[EXERCISE INSTRUCTIONS] Please transcribe the data below exactly. Leave the pictures out.

§

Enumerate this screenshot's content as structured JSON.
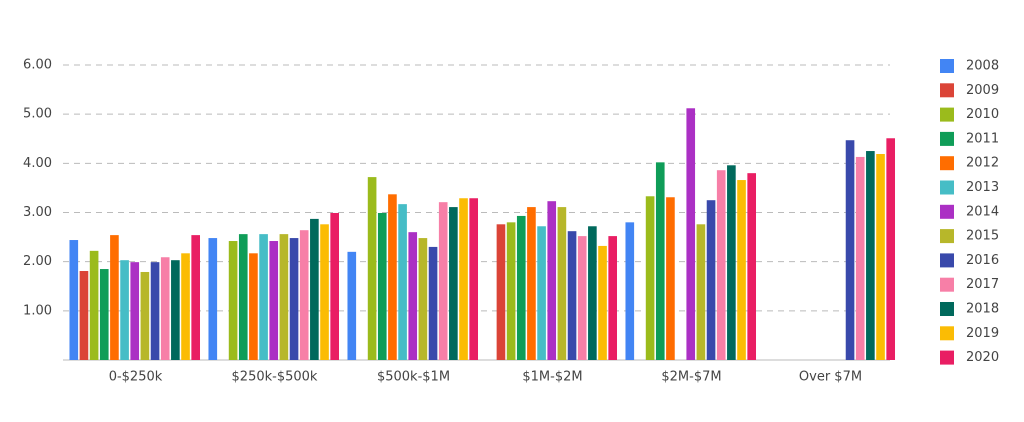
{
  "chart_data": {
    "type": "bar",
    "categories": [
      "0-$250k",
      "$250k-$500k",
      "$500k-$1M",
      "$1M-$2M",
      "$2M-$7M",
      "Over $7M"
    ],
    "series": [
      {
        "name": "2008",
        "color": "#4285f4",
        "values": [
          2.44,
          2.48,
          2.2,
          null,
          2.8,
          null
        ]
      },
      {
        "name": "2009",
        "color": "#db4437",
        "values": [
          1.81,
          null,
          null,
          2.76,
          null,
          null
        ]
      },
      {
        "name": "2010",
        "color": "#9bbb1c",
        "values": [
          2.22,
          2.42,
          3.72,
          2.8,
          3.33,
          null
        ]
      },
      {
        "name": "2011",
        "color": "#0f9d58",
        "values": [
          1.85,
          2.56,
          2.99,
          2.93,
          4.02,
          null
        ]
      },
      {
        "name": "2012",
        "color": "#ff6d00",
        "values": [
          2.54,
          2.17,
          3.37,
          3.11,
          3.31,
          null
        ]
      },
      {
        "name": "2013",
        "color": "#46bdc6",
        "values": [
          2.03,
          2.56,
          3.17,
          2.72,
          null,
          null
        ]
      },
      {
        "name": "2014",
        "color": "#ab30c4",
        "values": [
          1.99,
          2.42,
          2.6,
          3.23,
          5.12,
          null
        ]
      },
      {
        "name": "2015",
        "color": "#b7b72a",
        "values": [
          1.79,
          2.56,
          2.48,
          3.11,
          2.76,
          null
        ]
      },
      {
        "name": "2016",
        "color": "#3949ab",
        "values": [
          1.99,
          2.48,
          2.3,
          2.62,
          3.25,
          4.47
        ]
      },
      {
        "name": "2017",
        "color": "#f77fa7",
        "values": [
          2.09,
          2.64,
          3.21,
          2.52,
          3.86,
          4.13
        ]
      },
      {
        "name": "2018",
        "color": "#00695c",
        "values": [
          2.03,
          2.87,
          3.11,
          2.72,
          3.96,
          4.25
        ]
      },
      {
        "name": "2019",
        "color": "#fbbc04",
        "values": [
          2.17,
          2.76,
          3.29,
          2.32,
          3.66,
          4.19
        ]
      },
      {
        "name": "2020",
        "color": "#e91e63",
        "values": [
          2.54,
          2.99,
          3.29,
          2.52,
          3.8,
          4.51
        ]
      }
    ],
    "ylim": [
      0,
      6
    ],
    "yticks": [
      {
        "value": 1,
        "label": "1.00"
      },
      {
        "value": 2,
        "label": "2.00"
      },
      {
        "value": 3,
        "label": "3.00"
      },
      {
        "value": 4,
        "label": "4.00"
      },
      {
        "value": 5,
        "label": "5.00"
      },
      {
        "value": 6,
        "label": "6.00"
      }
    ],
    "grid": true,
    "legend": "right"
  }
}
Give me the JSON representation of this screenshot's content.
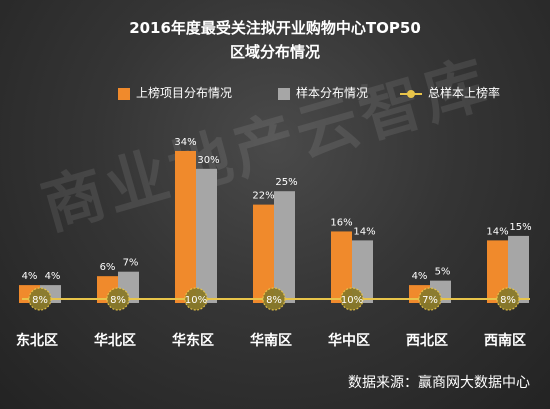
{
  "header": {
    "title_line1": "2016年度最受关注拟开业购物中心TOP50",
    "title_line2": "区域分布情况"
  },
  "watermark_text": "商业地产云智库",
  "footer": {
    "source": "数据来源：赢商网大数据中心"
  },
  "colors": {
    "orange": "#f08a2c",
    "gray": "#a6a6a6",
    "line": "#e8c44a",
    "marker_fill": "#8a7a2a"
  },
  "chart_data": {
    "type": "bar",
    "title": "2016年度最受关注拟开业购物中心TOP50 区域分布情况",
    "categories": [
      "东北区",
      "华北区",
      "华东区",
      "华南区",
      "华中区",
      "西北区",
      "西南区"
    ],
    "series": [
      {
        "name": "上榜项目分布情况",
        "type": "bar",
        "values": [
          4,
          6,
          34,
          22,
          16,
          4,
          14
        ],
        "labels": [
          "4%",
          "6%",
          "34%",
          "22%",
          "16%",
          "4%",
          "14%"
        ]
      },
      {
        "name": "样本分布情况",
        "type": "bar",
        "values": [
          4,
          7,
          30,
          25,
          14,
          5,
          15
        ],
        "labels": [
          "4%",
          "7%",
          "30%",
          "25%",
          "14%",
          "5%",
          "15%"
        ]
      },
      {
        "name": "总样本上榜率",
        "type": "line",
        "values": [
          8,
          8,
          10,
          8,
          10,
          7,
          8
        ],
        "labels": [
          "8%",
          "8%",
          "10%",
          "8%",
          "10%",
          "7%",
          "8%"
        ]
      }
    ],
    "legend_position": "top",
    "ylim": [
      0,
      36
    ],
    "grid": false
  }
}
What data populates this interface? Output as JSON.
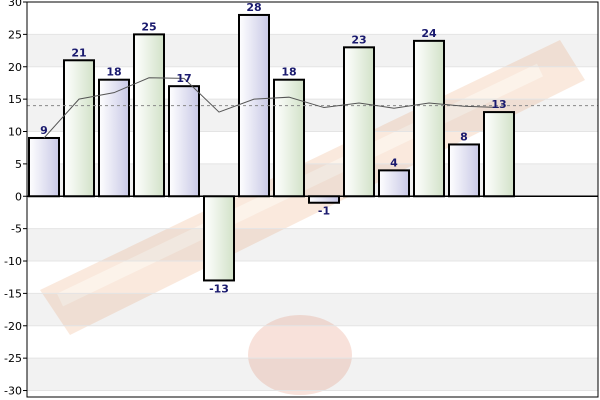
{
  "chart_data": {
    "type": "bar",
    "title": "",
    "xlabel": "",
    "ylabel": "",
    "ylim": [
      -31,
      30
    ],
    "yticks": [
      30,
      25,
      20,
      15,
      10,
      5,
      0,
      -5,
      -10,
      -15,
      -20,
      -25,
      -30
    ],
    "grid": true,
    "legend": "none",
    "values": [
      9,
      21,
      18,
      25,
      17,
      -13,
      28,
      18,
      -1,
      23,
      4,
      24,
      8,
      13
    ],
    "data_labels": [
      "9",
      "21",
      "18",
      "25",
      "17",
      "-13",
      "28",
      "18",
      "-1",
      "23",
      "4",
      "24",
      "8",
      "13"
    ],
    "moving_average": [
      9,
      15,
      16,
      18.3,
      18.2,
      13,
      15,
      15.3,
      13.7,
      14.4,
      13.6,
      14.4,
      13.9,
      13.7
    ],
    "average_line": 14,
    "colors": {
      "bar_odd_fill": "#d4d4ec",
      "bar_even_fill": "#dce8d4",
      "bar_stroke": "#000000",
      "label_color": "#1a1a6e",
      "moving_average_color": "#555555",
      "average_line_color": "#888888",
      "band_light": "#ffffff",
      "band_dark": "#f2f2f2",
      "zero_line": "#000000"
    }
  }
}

§

[RESPONSE TO THIS EXERCISE]
Enumerate this screenshot's content as structured JSON.
{
  "chart_data": {
    "type": "bar",
    "categories": [
      "0-$250k",
      "$250k-$500k",
      "$500k-$1M",
      "$1M-$2M",
      "$2M-$7M",
      "Over $7M"
    ],
    "series": [
      {
        "name": "2008",
        "color": "#4285f4",
        "values": [
          2.44,
          2.48,
          2.2,
          null,
          2.8,
          null
        ]
      },
      {
        "name": "2009",
        "color": "#db4437",
        "values": [
          1.81,
          null,
          null,
          2.76,
          null,
          null
        ]
      },
      {
        "name": "2010",
        "color": "#9bbb1c",
        "values": [
          2.22,
          2.42,
          3.72,
          2.8,
          3.33,
          null
        ]
      },
      {
        "name": "2011",
        "color": "#0f9d58",
        "values": [
          1.85,
          2.56,
          2.99,
          2.93,
          4.02,
          null
        ]
      },
      {
        "name": "2012",
        "color": "#ff6d00",
        "values": [
          2.54,
          2.17,
          3.37,
          3.11,
          3.31,
          null
        ]
      },
      {
        "name": "2013",
        "color": "#46bdc6",
        "values": [
          2.03,
          2.56,
          3.17,
          2.72,
          null,
          null
        ]
      },
      {
        "name": "2014",
        "color": "#ab30c4",
        "values": [
          1.99,
          2.42,
          2.6,
          3.23,
          5.12,
          null
        ]
      },
      {
        "name": "2015",
        "color": "#b7b72a",
        "values": [
          1.79,
          2.56,
          2.48,
          3.11,
          2.76,
          null
        ]
      },
      {
        "name": "2016",
        "color": "#3949ab",
        "values": [
          1.99,
          2.48,
          2.3,
          2.62,
          3.25,
          4.47
        ]
      },
      {
        "name": "2017",
        "color": "#f77fa7",
        "values": [
          2.09,
          2.64,
          3.21,
          2.52,
          3.86,
          4.13
        ]
      },
      {
        "name": "2018",
        "color": "#00695c",
        "values": [
          2.03,
          2.87,
          3.11,
          2.72,
          3.96,
          4.25
        ]
      },
      {
        "name": "2019",
        "color": "#fbbc04",
        "values": [
          2.17,
          2.76,
          3.29,
          2.32,
          3.66,
          4.19
        ]
      },
      {
        "name": "2020",
        "color": "#e91e63",
        "values": [
          2.54,
          2.99,
          3.29,
          2.52,
          3.8,
          4.51
        ]
      }
    ],
    "ylim": [
      0,
      6
    ],
    "yticks": [
      {
        "value": 1,
        "label": "1.00"
      },
      {
        "value": 2,
        "label": "2.00"
      },
      {
        "value": 3,
        "label": "3.00"
      },
      {
        "value": 4,
        "label": "4.00"
      },
      {
        "value": 5,
        "label": "5.00"
      },
      {
        "value": 6,
        "label": "6.00"
      }
    ],
    "grid": true,
    "legend": "right"
  }
}
Give me the JSON representation of this screenshot's content.
{
  "header": {
    "title_line1": "2016年度最受关注拟开业购物中心TOP50",
    "title_line2": "区域分布情况"
  },
  "watermark_text": "商业地产云智库",
  "footer": {
    "source": "数据来源：赢商网大数据中心"
  },
  "colors": {
    "orange": "#f08a2c",
    "gray": "#a6a6a6",
    "line": "#e8c44a",
    "marker_fill": "#8a7a2a"
  },
  "chart_data": {
    "type": "bar",
    "title": "2016年度最受关注拟开业购物中心TOP50 区域分布情况",
    "categories": [
      "东北区",
      "华北区",
      "华东区",
      "华南区",
      "华中区",
      "西北区",
      "西南区"
    ],
    "series": [
      {
        "name": "上榜项目分布情况",
        "type": "bar",
        "values": [
          4,
          6,
          34,
          22,
          16,
          4,
          14
        ],
        "labels": [
          "4%",
          "6%",
          "34%",
          "22%",
          "16%",
          "4%",
          "14%"
        ]
      },
      {
        "name": "样本分布情况",
        "type": "bar",
        "values": [
          4,
          7,
          30,
          25,
          14,
          5,
          15
        ],
        "labels": [
          "4%",
          "7%",
          "30%",
          "25%",
          "14%",
          "5%",
          "15%"
        ]
      },
      {
        "name": "总样本上榜率",
        "type": "line",
        "values": [
          8,
          8,
          10,
          8,
          10,
          7,
          8
        ],
        "labels": [
          "8%",
          "8%",
          "10%",
          "8%",
          "10%",
          "7%",
          "8%"
        ]
      }
    ],
    "legend_position": "top",
    "ylim": [
      0,
      36
    ],
    "grid": false
  }
}
What data populates this interface? Output as JSON.
{
  "chart_data": {
    "type": "bar",
    "title": "",
    "xlabel": "",
    "ylabel": "",
    "ylim": [
      -31,
      30
    ],
    "yticks": [
      30,
      25,
      20,
      15,
      10,
      5,
      0,
      -5,
      -10,
      -15,
      -20,
      -25,
      -30
    ],
    "grid": true,
    "legend": "none",
    "values": [
      9,
      21,
      18,
      25,
      17,
      -13,
      28,
      18,
      -1,
      23,
      4,
      24,
      8,
      13
    ],
    "data_labels": [
      "9",
      "21",
      "18",
      "25",
      "17",
      "-13",
      "28",
      "18",
      "-1",
      "23",
      "4",
      "24",
      "8",
      "13"
    ],
    "moving_average": [
      9,
      15,
      16,
      18.3,
      18.2,
      13,
      15,
      15.3,
      13.7,
      14.4,
      13.6,
      14.4,
      13.9,
      13.7
    ],
    "average_line": 14,
    "colors": {
      "bar_odd_fill": "#d4d4ec",
      "bar_even_fill": "#dce8d4",
      "bar_stroke": "#000000",
      "label_color": "#1a1a6e",
      "moving_average_color": "#555555",
      "average_line_color": "#888888",
      "band_light": "#ffffff",
      "band_dark": "#f2f2f2",
      "zero_line": "#000000"
    }
  }
}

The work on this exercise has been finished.